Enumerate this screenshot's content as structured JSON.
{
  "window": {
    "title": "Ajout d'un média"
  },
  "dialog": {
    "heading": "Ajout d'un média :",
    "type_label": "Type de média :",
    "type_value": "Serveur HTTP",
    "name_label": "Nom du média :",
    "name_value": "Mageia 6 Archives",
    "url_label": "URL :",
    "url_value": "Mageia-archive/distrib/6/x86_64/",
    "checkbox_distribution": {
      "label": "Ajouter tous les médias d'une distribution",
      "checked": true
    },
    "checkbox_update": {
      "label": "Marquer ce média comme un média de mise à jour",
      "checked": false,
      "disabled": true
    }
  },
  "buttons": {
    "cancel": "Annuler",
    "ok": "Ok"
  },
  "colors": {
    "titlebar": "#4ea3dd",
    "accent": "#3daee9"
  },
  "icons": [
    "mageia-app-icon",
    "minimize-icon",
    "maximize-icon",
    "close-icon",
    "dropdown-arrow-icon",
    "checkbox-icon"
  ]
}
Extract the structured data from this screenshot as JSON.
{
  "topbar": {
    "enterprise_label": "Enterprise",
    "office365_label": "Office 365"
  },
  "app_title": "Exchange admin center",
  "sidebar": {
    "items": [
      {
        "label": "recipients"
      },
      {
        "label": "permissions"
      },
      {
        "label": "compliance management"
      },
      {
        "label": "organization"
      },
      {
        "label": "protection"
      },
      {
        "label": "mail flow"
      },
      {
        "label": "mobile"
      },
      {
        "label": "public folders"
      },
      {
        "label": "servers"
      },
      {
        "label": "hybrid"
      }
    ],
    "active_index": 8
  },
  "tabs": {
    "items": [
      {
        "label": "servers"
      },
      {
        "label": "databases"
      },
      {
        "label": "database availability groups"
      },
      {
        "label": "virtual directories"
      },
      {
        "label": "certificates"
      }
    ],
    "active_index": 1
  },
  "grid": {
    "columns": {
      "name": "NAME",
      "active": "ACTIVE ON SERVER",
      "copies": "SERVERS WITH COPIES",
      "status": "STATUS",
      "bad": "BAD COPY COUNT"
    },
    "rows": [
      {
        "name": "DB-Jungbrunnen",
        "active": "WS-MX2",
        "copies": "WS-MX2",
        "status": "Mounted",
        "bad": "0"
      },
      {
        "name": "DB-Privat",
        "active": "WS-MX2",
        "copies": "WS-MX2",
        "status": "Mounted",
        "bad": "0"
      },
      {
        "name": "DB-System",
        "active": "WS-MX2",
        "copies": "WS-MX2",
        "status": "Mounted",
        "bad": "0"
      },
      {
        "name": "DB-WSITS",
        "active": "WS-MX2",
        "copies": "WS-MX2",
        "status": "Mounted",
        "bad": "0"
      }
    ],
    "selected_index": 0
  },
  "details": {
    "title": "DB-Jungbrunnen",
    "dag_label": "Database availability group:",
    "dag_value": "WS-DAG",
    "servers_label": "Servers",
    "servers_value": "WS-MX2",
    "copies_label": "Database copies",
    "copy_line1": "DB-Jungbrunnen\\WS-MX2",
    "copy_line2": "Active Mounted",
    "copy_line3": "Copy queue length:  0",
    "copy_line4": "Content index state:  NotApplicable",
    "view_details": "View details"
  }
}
========
Send back all of the entries exactly, with nothing missing.

Enumerate this screenshot's content as structured JSON.
{
  "window": {
    "title": "Ajout d'un média"
  },
  "dialog": {
    "heading": "Ajout d'un média :",
    "type_label": "Type de média :",
    "type_value": "Serveur HTTP",
    "name_label": "Nom du média :",
    "name_value": "Mageia 6 Archives",
    "url_label": "URL :",
    "url_value": "Mageia-archive/distrib/6/x86_64/",
    "checkbox_distribution": {
      "label": "Ajouter tous les médias d'une distribution",
      "checked": true
    },
    "checkbox_update": {
      "label": "Marquer ce média comme un média de mise à jour",
      "checked": false,
      "disabled": true
    }
  },
  "buttons": {
    "cancel": "Annuler",
    "ok": "Ok"
  },
  "colors": {
    "titlebar": "#4ea3dd",
    "accent": "#3daee9"
  },
  "icons": [
    "mageia-app-icon",
    "minimize-icon",
    "maximize-icon",
    "close-icon",
    "dropdown-arrow-icon",
    "checkbox-icon"
  ]
}
Extract the structured data from this screenshot as JSON.
{
  "topbar": {
    "enterprise_label": "Enterprise",
    "office365_label": "Office 365"
  },
  "app_title": "Exchange admin center",
  "sidebar": {
    "items": [
      {
        "label": "recipients"
      },
      {
        "label": "permissions"
      },
      {
        "label": "compliance management"
      },
      {
        "label": "organization"
      },
      {
        "label": "protection"
      },
      {
        "label": "mail flow"
      },
      {
        "label": "mobile"
      },
      {
        "label": "public folders"
      },
      {
        "label": "servers"
      },
      {
        "label": "hybrid"
      }
    ],
    "active_index": 8
  },
  "tabs": {
    "items": [
      {
        "label": "servers"
      },
      {
        "label": "databases"
      },
      {
        "label": "database availability groups"
      },
      {
        "label": "virtual directories"
      },
      {
        "label": "certificates"
      }
    ],
    "active_index": 1
  },
  "grid": {
    "columns": {
      "name": "NAME",
      "active": "ACTIVE ON SERVER",
      "copies": "SERVERS WITH COPIES",
      "status": "STATUS",
      "bad": "BAD COPY COUNT"
    },
    "rows": [
      {
        "name": "DB-Jungbrunnen",
        "active": "WS-MX2",
        "copies": "WS-MX2",
        "status": "Mounted",
        "bad": "0"
      },
      {
        "name": "DB-Privat",
        "active": "WS-MX2",
        "copies": "WS-MX2",
        "status": "Mounted",
        "bad": "0"
      },
      {
        "name": "DB-System",
        "active": "WS-MX2",
        "copies": "WS-MX2",
        "status": "Mounted",
        "bad": "0"
      },
      {
        "name": "DB-WSITS",
        "active": "WS-MX2",
        "copies": "WS-MX2",
        "status": "Mounted",
        "bad": "0"
      }
    ],
    "selected_index": 0
  },
  "details": {
    "title": "DB-Jungbrunnen",
    "dag_label": "Database availability group:",
    "dag_value": "WS-DAG",
    "servers_label": "Servers",
    "servers_value": "WS-MX2",
    "copies_label": "Database copies",
    "copy_line1": "DB-Jungbrunnen\\WS-MX2",
    "copy_line2": "Active Mounted",
    "copy_line3": "Copy queue length:  0",
    "copy_line4": "Content index state:  NotApplicable",
    "view_details": "View details"
  }
}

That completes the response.